--- REQUIRED WORK ---
Make an exact copy of the records, with the pictures left out.

--- DATA SHOWN ---
====================

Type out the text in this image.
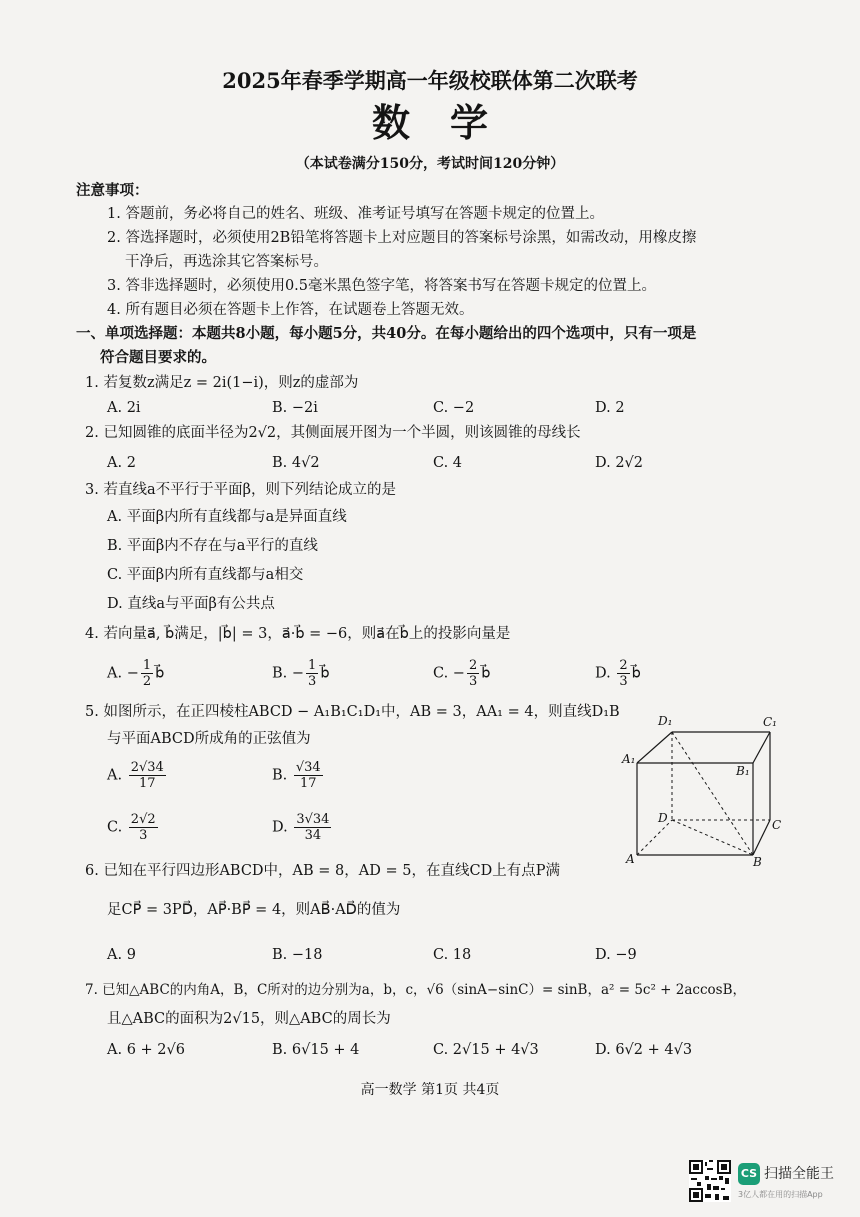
2025年春季学期高一年级校联体第二次联考
数学
（本试卷满分150分，考试时间120分钟）
注意事项：
1. 答题前，务必将自己的姓名、班级、准考证号填写在答题卡规定的位置上。
2. 答选择题时，必须使用2B铅笔将答题卡上对应题目的答案标号涂黑，如需改动，用橡皮擦
干净后，再选涂其它答案标号。
3. 答非选择题时，必须使用0.5毫米黑色签字笔，将答案书写在答题卡规定的位置上。
4. 所有题目必须在答题卡上作答，在试题卷上答题无效。
一、单项选择题：本题共8小题，每小题5分，共40分。在每小题给出的四个选项中，只有一项是
符合题目要求的。
1. 若复数z满足z = 2i(1−i)，则z的虚部为
A. 2i	B. −2i	C. −2	D. 2
2. 已知圆锥的底面半径为2√2，其侧面展开图为一个半圆，则该圆锥的母线长
A. 2	B. 4√2	C. 4	D. 2√2
3. 若直线a不平行于平面β，则下列结论成立的是
A. 平面β内所有直线都与a是异面直线
B. 平面β内不存在与a平行的直线
C. 平面β内所有直线都与a相交
D. 直线a与平面β有公共点
4. 若向量a⃗, b⃗满足，|b⃗| = 3，a⃗·b⃗ = −6，则a⃗在b⃗上的投影向量是
A. − $\frac{1}{2}$ b⃗	B. − $\frac{1}{3}$ b⃗	C. − $\frac{2}{3}$ b⃗	D. $\frac{2}{3}$ b⃗
5. 如图所示，在正四棱柱ABCD − A₁B₁C₁D₁中，AB = 3，AA₁ = 4，则直线D₁B
与平面ABCD所成角的正弦值为
A. $\frac{2√34}{17}$	B. $\frac{√34}{17}$
C. $\frac{2√2}{3}$	D. $\frac{3√34}{34}$
D₁	C₁
A₁
B₁
D	C
A	B
6. 已知在平行四边形ABCD中，AB = 8，AD = 5，在直线CD上有点P满
足CP⃗ = 3PD⃗，AP⃗·BP⃗ = 4，则AB⃗·AD⃗的值为
A. 9	B. −18	C. 18	D. −9
7. 已知△ABC的内角A，B，C所对的边分别为a，b，c，√6（sinA−sinC）= sinB，a² = 5c² + 2accosB，
且△ABC的面积为2√15，则△ABC的周长为
A. 6 + 2√6	B. 6√15 + 4	C. 2√15 + 4√3	D. 6√2 + 4√3
高一数学 第1页 共4页
CS 扫描全能王
3亿人都在用的扫描App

====================

--- RESPONSE ---
Type out the text in this image.
2025年春季学期高一年级校联体第二次联考
数学
（本试卷满分150分，考试时间120分钟）
注意事项：
1. 答题前，务必将自己的姓名、班级、准考证号填写在答题卡规定的位置上。
2. 答选择题时，必须使用2B铅笔将答题卡上对应题目的答案标号涂黑，如需改动，用橡皮擦
干净后，再选涂其它答案标号。
3. 答非选择题时，必须使用0.5毫米黑色签字笔，将答案书写在答题卡规定的位置上。
4. 所有题目必须在答题卡上作答，在试题卷上答题无效。
一、单项选择题：本题共8小题，每小题5分，共40分。在每小题给出的四个选项中，只有一项是
符合题目要求的。
1. 若复数z满足z = 2i(1−i)，则z的虚部为
A. 2i	B. −2i	C. −2	D. 2
2. 已知圆锥的底面半径为2√2，其侧面展开图为一个半圆，则该圆锥的母线长
A. 2	B. 4√2	C. 4	D. 2√2
3. 若直线a不平行于平面β，则下列结论成立的是
A. 平面β内所有直线都与a是异面直线
B. 平面β内不存在与a平行的直线
C. 平面β内所有直线都与a相交
D. 直线a与平面β有公共点
4. 若向量a⃗, b⃗满足，|b⃗| = 3，a⃗·b⃗ = −6，则a⃗在b⃗上的投影向量是
A. − $\frac{1}{2}$ b⃗	B. − $\frac{1}{3}$ b⃗	C. − $\frac{2}{3}$ b⃗	D. $\frac{2}{3}$ b⃗
5. 如图所示，在正四棱柱ABCD − A₁B₁C₁D₁中，AB = 3，AA₁ = 4，则直线D₁B
与平面ABCD所成角的正弦值为
A. $\frac{2√34}{17}$	B. $\frac{√34}{17}$
C. $\frac{2√2}{3}$	D. $\frac{3√34}{34}$
D₁	C₁
A₁
B₁
D	C
A	B
6. 已知在平行四边形ABCD中，AB = 8，AD = 5，在直线CD上有点P满
足CP⃗ = 3PD⃗，AP⃗·BP⃗ = 4，则AB⃗·AD⃗的值为
A. 9	B. −18	C. 18	D. −9
7. 已知△ABC的内角A，B，C所对的边分别为a，b，c，√6（sinA−sinC）= sinB，a² = 5c² + 2accosB，
且△ABC的面积为2√15，则△ABC的周长为
A. 6 + 2√6	B. 6√15 + 4	C. 2√15 + 4√3	D. 6√2 + 4√3
高一数学 第1页 共4页
CS 扫描全能王
3亿人都在用的扫描App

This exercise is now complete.